### Data shown
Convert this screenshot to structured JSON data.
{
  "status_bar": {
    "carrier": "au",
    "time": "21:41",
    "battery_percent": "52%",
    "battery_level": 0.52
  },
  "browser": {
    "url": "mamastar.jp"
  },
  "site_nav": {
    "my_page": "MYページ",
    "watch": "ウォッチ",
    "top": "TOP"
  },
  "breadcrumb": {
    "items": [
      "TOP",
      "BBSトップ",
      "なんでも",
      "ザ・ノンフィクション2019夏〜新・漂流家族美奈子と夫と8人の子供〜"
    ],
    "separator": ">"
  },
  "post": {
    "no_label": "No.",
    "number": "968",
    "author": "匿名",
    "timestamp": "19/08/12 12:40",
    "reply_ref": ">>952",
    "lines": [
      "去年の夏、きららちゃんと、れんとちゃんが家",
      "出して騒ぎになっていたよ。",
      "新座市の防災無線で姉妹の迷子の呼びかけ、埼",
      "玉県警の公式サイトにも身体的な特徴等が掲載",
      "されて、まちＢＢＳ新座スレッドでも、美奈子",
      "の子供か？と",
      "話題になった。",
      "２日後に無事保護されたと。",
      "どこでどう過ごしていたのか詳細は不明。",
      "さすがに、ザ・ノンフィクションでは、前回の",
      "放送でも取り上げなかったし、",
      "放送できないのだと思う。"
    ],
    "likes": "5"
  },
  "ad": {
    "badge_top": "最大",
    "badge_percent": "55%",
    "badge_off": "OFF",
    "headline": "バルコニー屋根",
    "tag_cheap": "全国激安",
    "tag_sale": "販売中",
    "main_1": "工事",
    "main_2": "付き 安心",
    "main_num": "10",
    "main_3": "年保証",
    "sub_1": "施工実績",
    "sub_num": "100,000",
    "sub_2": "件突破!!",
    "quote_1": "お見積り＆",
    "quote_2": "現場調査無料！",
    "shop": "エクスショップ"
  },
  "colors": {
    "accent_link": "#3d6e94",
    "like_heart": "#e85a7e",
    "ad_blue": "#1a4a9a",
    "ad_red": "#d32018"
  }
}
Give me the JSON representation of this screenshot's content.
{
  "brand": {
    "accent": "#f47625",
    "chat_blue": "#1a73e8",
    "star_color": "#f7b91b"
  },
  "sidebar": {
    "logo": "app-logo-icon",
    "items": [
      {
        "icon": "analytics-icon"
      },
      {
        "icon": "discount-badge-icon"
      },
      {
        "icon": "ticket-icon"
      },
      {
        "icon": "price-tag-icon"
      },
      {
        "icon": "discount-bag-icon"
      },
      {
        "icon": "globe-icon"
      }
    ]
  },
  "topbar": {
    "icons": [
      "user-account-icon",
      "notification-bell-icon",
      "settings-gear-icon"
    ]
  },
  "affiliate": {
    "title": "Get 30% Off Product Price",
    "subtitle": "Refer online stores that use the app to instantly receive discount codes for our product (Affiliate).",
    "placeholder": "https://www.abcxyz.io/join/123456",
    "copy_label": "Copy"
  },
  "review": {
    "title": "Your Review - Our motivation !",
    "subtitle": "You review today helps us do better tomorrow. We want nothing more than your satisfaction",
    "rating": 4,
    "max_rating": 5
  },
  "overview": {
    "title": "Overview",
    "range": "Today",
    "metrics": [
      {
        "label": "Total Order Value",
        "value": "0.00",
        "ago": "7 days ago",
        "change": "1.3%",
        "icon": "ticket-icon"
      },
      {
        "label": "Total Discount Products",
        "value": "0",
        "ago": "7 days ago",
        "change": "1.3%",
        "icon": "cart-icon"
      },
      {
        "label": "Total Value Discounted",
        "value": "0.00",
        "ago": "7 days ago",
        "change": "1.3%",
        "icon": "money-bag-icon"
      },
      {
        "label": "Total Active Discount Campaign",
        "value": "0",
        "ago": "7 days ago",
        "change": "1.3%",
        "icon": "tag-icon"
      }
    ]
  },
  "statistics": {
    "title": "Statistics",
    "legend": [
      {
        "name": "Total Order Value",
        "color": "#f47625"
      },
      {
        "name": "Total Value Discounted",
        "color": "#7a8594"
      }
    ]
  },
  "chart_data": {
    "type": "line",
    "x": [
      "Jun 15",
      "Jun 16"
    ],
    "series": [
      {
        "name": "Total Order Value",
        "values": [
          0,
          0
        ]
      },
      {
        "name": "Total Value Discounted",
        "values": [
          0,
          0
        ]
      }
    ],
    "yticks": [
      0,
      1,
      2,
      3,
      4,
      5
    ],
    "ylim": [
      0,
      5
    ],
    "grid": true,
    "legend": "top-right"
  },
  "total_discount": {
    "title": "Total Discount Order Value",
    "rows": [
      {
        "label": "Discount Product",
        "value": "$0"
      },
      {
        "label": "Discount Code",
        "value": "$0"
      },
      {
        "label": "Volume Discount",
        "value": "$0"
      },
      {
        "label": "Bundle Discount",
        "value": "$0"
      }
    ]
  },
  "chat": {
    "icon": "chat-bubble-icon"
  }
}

### What is being asked
In the entries above, some lines may contain the string "subtitle"; report how many, without additional comment.

### Task solution
2